### Prompt
Extract all lines containing "αίσθάνεστε".

Dataset excerpt:
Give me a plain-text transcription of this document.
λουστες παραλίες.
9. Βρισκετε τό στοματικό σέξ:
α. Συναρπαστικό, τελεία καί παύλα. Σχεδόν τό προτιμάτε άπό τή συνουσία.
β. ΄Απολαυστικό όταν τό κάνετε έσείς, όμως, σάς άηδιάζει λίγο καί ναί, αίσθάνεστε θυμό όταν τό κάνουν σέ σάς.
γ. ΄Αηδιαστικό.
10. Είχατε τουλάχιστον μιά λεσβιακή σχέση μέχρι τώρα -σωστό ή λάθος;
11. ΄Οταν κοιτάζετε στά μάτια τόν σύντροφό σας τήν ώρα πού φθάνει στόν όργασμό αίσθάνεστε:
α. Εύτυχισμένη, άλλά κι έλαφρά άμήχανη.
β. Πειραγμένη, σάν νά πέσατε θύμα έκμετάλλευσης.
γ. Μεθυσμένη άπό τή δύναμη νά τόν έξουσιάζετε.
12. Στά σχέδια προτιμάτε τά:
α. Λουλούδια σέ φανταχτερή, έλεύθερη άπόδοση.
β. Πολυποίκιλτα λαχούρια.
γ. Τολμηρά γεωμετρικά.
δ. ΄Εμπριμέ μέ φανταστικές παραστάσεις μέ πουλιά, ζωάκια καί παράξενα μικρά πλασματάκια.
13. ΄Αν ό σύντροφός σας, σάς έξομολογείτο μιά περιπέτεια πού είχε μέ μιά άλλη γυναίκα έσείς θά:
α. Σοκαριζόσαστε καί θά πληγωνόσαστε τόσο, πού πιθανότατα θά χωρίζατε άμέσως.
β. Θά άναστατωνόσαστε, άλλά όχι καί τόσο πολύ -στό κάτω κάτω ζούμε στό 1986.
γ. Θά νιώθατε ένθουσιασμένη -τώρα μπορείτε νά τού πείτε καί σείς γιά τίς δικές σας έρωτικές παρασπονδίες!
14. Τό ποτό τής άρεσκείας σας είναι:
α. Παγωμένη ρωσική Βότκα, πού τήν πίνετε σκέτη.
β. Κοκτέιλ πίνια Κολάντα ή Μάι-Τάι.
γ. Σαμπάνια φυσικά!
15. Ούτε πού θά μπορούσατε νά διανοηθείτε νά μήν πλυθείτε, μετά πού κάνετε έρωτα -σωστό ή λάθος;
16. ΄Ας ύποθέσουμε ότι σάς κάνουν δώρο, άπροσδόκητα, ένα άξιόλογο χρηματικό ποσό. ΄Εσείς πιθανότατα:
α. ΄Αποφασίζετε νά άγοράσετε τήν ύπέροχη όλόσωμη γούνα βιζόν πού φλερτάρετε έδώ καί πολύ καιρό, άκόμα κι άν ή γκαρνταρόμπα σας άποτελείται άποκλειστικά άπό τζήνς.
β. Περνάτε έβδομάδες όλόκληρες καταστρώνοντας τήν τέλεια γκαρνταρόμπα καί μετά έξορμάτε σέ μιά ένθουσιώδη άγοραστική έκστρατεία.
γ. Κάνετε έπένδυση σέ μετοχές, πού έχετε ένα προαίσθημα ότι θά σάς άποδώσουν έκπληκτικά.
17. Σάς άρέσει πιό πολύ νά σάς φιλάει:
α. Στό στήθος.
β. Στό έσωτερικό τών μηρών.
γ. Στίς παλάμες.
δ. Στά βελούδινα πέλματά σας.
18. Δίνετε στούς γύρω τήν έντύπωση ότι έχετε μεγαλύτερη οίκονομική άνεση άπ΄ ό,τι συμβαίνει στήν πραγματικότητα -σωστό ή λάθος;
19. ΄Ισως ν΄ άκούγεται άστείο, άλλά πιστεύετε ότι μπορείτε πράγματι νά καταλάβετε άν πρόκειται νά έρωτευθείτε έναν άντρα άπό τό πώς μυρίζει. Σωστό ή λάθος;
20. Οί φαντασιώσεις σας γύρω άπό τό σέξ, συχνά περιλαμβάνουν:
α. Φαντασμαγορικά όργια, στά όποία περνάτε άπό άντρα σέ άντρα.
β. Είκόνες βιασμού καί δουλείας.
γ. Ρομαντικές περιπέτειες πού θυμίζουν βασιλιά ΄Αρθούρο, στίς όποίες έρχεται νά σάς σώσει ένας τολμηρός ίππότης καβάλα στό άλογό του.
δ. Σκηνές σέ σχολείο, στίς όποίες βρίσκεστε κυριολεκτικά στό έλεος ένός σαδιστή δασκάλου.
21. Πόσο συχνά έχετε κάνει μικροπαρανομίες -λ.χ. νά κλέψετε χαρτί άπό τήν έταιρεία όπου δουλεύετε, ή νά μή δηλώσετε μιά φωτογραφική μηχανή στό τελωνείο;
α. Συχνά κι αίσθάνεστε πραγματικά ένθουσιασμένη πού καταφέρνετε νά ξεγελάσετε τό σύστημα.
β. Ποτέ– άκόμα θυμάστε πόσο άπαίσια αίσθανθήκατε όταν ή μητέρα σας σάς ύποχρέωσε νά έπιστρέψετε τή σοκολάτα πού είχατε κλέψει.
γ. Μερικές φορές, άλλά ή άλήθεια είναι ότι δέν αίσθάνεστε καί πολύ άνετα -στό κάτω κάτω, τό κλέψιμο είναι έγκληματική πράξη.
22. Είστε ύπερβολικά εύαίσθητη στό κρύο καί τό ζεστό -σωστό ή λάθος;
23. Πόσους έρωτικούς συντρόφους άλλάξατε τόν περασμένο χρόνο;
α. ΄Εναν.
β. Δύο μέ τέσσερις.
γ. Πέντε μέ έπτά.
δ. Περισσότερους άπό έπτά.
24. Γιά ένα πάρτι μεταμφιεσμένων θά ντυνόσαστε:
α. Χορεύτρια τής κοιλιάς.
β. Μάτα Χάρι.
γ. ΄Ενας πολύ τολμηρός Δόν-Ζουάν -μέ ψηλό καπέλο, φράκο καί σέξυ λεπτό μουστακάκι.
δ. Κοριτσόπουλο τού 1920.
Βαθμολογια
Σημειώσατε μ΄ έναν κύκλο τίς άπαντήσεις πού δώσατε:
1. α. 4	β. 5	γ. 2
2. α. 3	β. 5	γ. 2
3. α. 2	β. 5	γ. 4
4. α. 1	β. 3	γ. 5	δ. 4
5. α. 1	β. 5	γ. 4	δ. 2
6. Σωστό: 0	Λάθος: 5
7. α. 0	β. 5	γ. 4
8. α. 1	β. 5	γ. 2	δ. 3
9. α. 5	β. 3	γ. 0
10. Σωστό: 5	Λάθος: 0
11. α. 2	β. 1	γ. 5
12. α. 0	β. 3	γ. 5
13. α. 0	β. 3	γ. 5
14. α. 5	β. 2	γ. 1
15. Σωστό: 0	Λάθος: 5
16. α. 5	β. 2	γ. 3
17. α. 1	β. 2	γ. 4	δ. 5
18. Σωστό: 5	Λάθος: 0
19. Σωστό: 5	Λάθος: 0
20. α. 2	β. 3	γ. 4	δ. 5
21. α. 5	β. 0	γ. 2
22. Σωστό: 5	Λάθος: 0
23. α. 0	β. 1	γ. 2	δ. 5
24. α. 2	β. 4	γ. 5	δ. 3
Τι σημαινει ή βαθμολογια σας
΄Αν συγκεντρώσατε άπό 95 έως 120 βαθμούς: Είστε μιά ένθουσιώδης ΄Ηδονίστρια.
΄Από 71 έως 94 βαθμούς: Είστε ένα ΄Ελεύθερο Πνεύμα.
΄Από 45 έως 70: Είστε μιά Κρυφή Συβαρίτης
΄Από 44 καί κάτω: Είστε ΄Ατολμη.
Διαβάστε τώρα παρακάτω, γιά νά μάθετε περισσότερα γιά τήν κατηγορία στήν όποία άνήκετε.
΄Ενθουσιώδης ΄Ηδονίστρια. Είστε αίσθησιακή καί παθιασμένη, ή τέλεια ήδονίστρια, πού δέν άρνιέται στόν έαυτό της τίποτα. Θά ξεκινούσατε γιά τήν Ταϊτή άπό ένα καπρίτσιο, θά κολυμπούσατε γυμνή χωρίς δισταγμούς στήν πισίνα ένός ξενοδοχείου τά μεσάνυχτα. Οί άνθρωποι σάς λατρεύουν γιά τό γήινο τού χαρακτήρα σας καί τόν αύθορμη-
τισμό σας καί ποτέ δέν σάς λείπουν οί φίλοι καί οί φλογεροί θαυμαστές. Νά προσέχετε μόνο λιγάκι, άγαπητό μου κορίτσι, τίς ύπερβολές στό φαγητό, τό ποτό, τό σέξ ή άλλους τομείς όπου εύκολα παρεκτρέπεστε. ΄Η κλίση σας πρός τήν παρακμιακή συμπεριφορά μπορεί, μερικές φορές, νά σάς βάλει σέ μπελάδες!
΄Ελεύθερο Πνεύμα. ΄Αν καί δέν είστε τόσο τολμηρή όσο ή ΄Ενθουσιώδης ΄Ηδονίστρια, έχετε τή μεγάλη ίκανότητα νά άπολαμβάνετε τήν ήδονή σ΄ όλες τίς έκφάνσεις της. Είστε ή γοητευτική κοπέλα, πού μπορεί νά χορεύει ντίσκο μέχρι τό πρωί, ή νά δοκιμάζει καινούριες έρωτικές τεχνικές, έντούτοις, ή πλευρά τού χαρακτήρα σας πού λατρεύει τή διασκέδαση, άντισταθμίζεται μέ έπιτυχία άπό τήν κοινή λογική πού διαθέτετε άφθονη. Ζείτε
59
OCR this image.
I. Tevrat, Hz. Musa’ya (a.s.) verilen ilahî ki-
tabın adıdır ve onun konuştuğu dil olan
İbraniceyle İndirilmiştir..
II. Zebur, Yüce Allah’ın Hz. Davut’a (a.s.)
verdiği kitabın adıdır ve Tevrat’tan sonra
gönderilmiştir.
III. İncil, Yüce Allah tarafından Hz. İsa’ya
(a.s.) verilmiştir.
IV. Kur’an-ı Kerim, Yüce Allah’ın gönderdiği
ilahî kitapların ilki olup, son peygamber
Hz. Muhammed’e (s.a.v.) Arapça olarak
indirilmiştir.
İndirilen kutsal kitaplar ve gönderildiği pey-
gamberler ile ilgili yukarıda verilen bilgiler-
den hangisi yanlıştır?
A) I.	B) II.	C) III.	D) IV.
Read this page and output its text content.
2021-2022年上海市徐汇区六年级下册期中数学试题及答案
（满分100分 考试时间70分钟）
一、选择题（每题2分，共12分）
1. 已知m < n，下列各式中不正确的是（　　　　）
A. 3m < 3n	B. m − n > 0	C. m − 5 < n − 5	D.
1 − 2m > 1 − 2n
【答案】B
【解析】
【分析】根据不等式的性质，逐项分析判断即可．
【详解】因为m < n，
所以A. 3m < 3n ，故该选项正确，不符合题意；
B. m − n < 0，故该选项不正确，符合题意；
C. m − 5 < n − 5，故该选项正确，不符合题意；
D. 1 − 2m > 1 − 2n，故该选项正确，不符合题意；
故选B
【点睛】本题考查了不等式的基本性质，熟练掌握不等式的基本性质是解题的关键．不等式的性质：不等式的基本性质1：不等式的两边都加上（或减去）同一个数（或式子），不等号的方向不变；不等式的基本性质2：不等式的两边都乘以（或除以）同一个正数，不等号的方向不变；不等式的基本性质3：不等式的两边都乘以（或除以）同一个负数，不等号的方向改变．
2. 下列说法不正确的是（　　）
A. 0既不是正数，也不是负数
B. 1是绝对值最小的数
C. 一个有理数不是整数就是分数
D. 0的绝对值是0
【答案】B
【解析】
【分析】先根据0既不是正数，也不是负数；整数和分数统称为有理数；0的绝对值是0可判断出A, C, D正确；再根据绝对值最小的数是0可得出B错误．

### Correct result
β. ΄Απολαυστικό όταν τό κάνετε έσείς, όμως, σάς άηδιάζει λίγο καί ναί, αίσθάνεστε θυμό όταν τό κάνουν σέ σάς.
11. ΄Οταν κοιτάζετε στά μάτια τόν σύντροφό σας τήν ώρα πού φθάνει στόν όργασμό αίσθάνεστε:
α. Συχνά κι αίσθάνεστε πραγματικά ένθουσιασμένη πού καταφέρνετε νά ξεγελάσετε τό σύστημα.
γ. Μερικές φορές, άλλά ή άλήθεια είναι ότι δέν αίσθάνεστε καί πολύ άνετα -στό κάτω κάτω, τό κλέψιμο είναι έγκληματική πράξη.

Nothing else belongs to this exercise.